Task description: Determine how many of the rows below contain the string "item", matching case exactly, and state only that number.

Material for this task:
┄┄┄┄┄┄

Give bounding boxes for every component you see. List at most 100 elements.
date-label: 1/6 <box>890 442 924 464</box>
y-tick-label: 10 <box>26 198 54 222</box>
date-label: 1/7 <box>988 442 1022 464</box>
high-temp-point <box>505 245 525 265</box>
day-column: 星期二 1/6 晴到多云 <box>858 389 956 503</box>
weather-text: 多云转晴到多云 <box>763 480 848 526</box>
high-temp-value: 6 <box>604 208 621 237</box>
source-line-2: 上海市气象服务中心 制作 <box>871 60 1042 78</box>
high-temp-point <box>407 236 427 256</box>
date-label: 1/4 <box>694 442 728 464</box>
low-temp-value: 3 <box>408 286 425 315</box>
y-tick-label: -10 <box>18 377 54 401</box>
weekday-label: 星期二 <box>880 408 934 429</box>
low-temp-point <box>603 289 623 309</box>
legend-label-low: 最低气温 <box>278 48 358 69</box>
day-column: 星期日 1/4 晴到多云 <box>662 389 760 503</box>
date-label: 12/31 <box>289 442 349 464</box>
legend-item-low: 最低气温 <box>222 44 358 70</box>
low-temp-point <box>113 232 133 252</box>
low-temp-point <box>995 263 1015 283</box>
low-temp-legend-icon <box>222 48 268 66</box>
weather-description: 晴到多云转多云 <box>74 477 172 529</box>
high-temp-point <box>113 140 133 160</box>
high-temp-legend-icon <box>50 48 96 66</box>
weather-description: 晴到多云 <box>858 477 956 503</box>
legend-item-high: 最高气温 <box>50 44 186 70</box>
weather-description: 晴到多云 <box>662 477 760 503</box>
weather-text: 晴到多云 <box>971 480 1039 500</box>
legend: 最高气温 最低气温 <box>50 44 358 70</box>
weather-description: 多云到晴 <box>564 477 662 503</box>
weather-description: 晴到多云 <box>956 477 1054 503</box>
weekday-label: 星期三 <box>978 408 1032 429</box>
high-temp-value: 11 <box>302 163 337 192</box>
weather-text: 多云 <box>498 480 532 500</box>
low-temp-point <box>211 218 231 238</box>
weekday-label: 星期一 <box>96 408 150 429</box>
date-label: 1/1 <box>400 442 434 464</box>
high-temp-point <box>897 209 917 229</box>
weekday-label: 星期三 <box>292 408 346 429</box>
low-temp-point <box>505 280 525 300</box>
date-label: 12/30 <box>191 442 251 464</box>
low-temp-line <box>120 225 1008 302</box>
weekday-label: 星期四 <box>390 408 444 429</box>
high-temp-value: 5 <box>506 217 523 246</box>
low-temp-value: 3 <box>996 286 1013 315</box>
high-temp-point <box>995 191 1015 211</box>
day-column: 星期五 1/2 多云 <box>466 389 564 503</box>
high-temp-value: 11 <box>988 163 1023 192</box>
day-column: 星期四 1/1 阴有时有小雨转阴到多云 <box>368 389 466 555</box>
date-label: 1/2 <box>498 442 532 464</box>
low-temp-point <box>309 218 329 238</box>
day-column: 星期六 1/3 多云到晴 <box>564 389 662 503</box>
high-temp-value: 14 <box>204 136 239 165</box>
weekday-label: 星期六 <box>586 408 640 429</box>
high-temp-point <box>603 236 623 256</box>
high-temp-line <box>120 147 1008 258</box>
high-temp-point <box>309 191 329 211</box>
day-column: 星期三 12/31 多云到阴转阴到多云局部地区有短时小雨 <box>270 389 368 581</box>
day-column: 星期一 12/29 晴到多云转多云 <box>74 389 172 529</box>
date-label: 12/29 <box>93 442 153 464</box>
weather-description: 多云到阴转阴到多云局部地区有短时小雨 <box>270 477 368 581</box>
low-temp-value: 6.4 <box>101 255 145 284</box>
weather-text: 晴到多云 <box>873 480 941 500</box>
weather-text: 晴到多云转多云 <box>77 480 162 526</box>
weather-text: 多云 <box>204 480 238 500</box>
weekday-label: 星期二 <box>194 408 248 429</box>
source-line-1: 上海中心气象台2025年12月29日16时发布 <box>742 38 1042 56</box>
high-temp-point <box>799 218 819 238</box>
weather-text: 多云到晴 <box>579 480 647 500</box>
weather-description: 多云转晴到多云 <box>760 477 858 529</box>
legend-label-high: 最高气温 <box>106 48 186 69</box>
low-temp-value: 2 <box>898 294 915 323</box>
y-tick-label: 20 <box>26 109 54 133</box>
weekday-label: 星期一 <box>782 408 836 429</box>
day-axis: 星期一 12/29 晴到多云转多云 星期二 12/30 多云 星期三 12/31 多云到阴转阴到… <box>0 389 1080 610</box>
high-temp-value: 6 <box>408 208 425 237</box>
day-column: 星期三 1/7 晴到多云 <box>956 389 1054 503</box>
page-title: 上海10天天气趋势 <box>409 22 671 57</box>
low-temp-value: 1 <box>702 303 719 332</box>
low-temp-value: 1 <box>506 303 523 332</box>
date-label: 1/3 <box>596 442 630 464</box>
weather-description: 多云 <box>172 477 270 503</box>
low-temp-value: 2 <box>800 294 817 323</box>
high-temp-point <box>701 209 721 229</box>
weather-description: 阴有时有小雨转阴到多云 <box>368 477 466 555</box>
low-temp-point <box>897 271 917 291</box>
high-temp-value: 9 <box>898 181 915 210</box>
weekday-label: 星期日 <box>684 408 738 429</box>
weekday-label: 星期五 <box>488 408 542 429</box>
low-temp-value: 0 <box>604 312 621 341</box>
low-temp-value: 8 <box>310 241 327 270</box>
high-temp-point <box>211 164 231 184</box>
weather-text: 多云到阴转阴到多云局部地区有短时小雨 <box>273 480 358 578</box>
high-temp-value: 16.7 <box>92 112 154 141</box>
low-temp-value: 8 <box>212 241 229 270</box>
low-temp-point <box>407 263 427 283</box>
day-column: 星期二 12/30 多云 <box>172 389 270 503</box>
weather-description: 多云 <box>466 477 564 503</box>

┄┄┄┄┄┄

Response to this exercise: 2